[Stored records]
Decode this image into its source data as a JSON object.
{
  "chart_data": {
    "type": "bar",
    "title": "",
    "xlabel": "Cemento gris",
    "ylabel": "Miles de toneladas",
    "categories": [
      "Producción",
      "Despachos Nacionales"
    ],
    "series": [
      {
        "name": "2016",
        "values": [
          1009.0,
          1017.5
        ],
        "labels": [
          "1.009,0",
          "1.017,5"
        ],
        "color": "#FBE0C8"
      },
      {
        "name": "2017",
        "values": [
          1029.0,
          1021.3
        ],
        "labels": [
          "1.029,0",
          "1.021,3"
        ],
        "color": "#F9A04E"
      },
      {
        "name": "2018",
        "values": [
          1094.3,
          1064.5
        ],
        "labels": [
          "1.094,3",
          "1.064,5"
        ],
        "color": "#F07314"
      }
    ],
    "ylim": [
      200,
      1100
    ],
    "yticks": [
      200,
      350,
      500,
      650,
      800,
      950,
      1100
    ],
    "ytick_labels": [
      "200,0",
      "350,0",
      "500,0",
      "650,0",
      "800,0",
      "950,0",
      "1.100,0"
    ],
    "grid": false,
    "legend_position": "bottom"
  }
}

__OBJECTIVE__
Retype the whole listing above exactly.

__OUTPUT OF THE EXERCISE__
Decode this image into its source data as a JSON object.
{
  "chart_data": {
    "type": "bar",
    "title": "",
    "xlabel": "Cemento gris",
    "ylabel": "Miles de toneladas",
    "categories": [
      "Producción",
      "Despachos Nacionales"
    ],
    "series": [
      {
        "name": "2016",
        "values": [
          1009.0,
          1017.5
        ],
        "labels": [
          "1.009,0",
          "1.017,5"
        ],
        "color": "#FBE0C8"
      },
      {
        "name": "2017",
        "values": [
          1029.0,
          1021.3
        ],
        "labels": [
          "1.029,0",
          "1.021,3"
        ],
        "color": "#F9A04E"
      },
      {
        "name": "2018",
        "values": [
          1094.3,
          1064.5
        ],
        "labels": [
          "1.094,3",
          "1.064,5"
        ],
        "color": "#F07314"
      }
    ],
    "ylim": [
      200,
      1100
    ],
    "yticks": [
      200,
      350,
      500,
      650,
      800,
      950,
      1100
    ],
    "ytick_labels": [
      "200,0",
      "350,0",
      "500,0",
      "650,0",
      "800,0",
      "950,0",
      "1.100,0"
    ],
    "grid": false,
    "legend_position": "bottom"
  }
}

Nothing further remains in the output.